# What is needed
Return every record exactly as written.

:: Raw records

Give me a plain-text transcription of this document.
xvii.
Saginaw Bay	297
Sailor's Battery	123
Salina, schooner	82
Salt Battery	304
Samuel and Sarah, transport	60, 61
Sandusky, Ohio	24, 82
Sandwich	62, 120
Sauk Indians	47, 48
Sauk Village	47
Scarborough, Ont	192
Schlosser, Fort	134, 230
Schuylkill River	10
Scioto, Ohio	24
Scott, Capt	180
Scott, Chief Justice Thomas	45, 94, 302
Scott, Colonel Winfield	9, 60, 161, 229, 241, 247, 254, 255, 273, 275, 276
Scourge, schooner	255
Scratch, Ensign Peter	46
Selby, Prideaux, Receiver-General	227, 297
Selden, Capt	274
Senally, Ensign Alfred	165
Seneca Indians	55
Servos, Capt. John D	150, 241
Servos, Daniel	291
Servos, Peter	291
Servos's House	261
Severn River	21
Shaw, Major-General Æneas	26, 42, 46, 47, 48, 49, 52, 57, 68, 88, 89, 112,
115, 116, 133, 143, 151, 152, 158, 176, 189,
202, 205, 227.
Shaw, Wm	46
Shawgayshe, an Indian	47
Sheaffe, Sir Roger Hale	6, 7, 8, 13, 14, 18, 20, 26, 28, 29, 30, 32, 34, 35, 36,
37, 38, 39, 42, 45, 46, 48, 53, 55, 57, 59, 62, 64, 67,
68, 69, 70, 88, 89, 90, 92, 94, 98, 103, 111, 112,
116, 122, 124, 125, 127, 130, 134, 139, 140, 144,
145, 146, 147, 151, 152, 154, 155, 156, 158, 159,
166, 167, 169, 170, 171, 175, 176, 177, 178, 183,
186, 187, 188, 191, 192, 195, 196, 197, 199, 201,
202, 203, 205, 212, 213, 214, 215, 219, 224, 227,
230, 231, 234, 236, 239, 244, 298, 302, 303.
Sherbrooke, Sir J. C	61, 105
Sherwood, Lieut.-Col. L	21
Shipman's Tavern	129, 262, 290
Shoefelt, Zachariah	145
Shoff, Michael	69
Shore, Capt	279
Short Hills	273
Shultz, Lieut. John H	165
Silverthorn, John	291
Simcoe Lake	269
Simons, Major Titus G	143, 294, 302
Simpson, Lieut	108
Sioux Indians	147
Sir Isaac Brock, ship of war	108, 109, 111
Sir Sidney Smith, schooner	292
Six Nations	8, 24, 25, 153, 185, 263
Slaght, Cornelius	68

::::

# Exercise response
Give me a plain-text transcription of this document.
xvii.
Saginaw Bay	297
Sailor's Battery	123
Salina, schooner	82
Salt Battery	304
Samuel and Sarah, transport	60, 61
Sandusky, Ohio	24, 82
Sandwich	62, 120
Sauk Indians	47, 48
Sauk Village	47
Scarborough, Ont	192
Schlosser, Fort	134, 230
Schuylkill River	10
Scioto, Ohio	24
Scott, Capt	180
Scott, Chief Justice Thomas	45, 94, 302
Scott, Colonel Winfield	9, 60, 161, 229, 241, 247, 254, 255, 273, 275, 276
Scourge, schooner	255
Scratch, Ensign Peter	46
Selby, Prideaux, Receiver-General	227, 297
Selden, Capt	274
Senally, Ensign Alfred	165
Seneca Indians	55
Servos, Capt. John D	150, 241
Servos, Daniel	291
Servos, Peter	291
Servos's House	261
Severn River	21
Shaw, Major-General Æneas	26, 42, 46, 47, 48, 49, 52, 57, 68, 88, 89, 112,
115, 116, 133, 143, 151, 152, 158, 176, 189,
202, 205, 227.
Shaw, Wm	46
Shawgayshe, an Indian	47
Sheaffe, Sir Roger Hale	6, 7, 8, 13, 14, 18, 20, 26, 28, 29, 30, 32, 34, 35, 36,
37, 38, 39, 42, 45, 46, 48, 53, 55, 57, 59, 62, 64, 67,
68, 69, 70, 88, 89, 90, 92, 94, 98, 103, 111, 112,
116, 122, 124, 125, 127, 130, 134, 139, 140, 144,
145, 146, 147, 151, 152, 154, 155, 156, 158, 159,
166, 167, 169, 170, 171, 175, 176, 177, 178, 183,
186, 187, 188, 191, 192, 195, 196, 197, 199, 201,
202, 203, 205, 212, 213, 214, 215, 219, 224, 227,
230, 231, 234, 236, 239, 244, 298, 302, 303.
Sherbrooke, Sir J. C	61, 105
Sherwood, Lieut.-Col. L	21
Shipman's Tavern	129, 262, 290
Shoefelt, Zachariah	145
Shoff, Michael	69
Shore, Capt	279
Short Hills	273
Shultz, Lieut. John H	165
Silverthorn, John	291
Simcoe Lake	269
Simons, Major Titus G	143, 294, 302
Simpson, Lieut	108
Sioux Indians	147
Sir Isaac Brock, ship of war	108, 109, 111
Sir Sidney Smith, schooner	292
Six Nations	8, 24, 25, 153, 185, 263
Slaght, Cornelius	68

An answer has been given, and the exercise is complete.